▶ **DIRECTIONS FOR THIS TASK**
Translate this sentence from the text on self-publishing and ebook distribution into Spanish: "Bookbaby allows me to set the dollar threshold for when I get paid."

▶ **SOURCE TEXT**

□ □ □ □

Reports seem to indicate the iBookstore is starting to gradually increase its market share as well as several other ebook retailers. 

For self-published indie authors who wish to take advantage of these opportunities, the biggest hurdles are the time involved to upload titles and in the case of some ebook retailers, only publishing companies can list and sell titles, a practice that excludes indie and self-published authors.

Some authors have worked around these two drawbacks by using Smashwords. The issue with this was Smashword's "meatgrinder" produced files that were unattractive to read after going through the conversion process.

An alternative approach that I think might be better is to use BookBaby for ebook distribution. The basic package, priced at $99, allows me to upload my publishing-ready files to BookBaby who will then distribute my books to the following ebook retailers:
  • Amazon Kindle
  • Barnes and Noble Nook
  • Scribd.
  • Pagepusher
  • iBookstore
  • eSentral - SE Asia ebook retailer
  • eBookPie
  • Baker & Taylor
  • Kobo
  • Reader
  • Copia
For the price, increasing the distribution of one of my books to an additional nine retailers is worth experimenting with. To not have to open nine new accounts, learn to use nine new systems and to gain access to iBookstore, I think it might well be worth the $99.

The added benefit is I receive 100% of my royalties. Bookbaby allows me to set the dollar threshold for when I get paid. Once my royalties hit that threshold, I am paid the following Monday.

Saturday, November 16, 2013

Ingram Spark and Barnes and Noble - A Different Perspective

As the self-publishing industry has evolved, print-on-demand, POD, what was once largely the domain of Lightning Source, LSI. Amazon moved into the POD business with its purchase of Booksurge which became CreateSpace, CS.  LSI's parent company, Ingram, is hoping to reshape the POD market to some degree with the creation of Ingram Spark (Spark).

LSI is a more difficult platform for self-publishing authors to use while CreateSpace was designed to be highly user-friendly for authors. LSI's platform was intended for publishers who desired to keep slow selling backlists in print and as a venue for small publishers to gain distribution.

CreateSpace's advantage for authors, and some small publishers, is its direct access to Amazon. Since most self-published authors realize there is little to no market for their books in traditional brick and mortar bookstores, the ability to distribute directly to Amazon was not only essential, it was a game changer as it allows authors to have access to both customers and Amazon's amazing marketing software.

So why did authors want to self-publish with LSI? Simple, the ability to control the discount of the list price. Distribution to bookstores requires a 55% discount. LSI allowed authors to decline returns and set a discount as low as 20%, increasing the profit margin for authors.

□ □ □ □

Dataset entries
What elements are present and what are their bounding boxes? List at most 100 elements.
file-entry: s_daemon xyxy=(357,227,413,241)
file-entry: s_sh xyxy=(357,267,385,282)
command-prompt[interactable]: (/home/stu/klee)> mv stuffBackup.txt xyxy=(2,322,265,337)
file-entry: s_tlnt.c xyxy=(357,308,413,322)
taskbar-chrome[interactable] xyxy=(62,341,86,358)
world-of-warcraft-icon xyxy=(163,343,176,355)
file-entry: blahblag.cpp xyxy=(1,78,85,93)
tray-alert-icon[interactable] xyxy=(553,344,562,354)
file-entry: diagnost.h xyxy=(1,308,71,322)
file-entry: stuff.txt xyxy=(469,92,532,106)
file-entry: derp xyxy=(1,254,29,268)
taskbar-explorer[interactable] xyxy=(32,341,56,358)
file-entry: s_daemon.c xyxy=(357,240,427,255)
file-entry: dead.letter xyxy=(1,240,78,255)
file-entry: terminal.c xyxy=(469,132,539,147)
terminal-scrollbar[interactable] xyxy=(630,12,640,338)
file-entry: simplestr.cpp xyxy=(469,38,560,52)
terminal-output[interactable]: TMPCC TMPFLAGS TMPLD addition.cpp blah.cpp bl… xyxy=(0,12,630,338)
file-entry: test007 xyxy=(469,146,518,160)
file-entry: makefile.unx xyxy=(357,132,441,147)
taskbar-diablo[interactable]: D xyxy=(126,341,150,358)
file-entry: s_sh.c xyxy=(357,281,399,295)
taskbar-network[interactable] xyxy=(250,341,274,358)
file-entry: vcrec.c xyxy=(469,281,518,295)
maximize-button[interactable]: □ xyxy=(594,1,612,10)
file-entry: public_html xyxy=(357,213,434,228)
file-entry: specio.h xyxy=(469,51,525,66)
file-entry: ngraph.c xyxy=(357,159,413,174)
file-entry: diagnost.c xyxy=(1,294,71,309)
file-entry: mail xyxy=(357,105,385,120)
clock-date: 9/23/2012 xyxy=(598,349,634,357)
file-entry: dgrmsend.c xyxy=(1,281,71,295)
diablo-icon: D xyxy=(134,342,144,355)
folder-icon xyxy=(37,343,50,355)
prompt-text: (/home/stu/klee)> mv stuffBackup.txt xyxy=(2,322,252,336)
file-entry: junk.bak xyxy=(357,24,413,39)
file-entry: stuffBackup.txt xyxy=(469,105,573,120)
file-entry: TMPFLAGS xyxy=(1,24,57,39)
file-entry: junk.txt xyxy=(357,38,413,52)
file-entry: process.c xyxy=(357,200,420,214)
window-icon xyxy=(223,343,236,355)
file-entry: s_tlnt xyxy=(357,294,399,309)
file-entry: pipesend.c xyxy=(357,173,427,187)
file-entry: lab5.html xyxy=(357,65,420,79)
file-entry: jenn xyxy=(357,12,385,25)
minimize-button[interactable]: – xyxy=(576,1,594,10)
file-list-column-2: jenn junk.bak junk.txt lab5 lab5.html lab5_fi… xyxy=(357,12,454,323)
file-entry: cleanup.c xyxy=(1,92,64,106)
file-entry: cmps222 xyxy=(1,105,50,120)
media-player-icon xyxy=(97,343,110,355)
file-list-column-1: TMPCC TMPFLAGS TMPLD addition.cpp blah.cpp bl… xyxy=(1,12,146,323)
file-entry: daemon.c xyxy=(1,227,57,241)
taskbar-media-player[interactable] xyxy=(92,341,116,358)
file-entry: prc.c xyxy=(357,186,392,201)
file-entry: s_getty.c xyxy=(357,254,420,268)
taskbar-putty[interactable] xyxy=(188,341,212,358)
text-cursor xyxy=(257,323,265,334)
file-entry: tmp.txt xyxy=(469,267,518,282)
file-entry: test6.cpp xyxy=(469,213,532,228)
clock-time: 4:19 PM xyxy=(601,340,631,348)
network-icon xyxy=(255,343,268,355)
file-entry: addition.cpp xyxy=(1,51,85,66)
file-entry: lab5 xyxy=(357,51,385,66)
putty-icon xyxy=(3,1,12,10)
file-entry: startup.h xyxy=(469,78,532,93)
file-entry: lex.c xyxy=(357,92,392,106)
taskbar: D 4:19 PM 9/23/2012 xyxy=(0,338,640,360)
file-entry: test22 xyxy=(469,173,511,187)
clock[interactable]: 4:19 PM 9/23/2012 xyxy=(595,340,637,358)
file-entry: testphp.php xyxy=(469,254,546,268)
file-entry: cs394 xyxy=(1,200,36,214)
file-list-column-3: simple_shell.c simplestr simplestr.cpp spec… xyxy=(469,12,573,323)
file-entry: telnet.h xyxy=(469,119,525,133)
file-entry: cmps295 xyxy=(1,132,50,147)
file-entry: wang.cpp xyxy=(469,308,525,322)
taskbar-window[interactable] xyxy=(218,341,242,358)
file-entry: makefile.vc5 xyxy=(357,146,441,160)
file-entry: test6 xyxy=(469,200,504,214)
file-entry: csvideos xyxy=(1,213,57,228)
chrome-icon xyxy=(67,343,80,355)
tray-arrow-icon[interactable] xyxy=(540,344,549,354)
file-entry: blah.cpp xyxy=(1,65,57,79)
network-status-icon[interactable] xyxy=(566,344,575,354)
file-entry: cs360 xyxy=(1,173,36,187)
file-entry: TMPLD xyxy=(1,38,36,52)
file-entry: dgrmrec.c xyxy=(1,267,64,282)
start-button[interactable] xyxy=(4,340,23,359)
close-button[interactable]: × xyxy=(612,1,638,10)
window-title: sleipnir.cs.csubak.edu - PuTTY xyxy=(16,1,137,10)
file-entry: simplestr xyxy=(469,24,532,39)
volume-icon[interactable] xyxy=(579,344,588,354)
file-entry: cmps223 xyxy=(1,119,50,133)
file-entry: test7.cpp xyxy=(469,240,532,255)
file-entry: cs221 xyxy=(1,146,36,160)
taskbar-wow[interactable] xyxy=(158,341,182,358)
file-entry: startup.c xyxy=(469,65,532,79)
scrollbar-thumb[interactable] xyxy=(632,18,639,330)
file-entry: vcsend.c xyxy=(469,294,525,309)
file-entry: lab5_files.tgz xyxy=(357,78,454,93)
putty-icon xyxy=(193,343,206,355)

□ □ □ □

▶ **ANSWER BOX**
Bookbaby me permite establecer el umbral en dólares a partir del cual recibo el pago.